### PROBLEM TO WORK ON
Copy every line of the records below where the word "Football" occurs.

^^^^^^^^

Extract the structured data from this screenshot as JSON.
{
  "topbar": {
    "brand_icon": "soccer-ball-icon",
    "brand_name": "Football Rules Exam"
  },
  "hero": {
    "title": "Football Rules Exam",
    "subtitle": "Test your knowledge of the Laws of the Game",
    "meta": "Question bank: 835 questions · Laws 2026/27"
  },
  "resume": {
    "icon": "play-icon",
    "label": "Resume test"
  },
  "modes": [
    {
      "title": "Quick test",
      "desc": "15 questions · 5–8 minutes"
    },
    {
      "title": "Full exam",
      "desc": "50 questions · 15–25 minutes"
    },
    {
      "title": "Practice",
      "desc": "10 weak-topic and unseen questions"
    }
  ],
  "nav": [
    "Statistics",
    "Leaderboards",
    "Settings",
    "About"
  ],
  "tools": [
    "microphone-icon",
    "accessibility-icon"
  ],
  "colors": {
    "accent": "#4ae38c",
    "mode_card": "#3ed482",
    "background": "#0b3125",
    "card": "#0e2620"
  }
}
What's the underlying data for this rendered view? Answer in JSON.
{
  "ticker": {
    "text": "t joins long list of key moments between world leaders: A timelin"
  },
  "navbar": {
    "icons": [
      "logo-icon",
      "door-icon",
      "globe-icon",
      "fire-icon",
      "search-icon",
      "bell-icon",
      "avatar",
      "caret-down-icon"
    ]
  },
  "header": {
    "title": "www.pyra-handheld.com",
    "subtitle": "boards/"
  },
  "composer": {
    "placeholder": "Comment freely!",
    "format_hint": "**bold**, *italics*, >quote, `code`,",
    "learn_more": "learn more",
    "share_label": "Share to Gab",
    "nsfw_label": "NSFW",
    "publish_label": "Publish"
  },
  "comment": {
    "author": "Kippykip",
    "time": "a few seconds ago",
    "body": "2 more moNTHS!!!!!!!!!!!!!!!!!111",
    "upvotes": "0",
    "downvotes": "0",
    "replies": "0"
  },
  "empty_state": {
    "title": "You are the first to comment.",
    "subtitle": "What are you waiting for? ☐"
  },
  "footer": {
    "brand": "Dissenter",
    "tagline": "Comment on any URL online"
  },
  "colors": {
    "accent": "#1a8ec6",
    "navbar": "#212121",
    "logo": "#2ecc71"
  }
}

^^^^^^^^

### ANSWER TO THE PROBLEM
    "brand_name": "Football Rules Exam"
    "title": "Football Rules Exam",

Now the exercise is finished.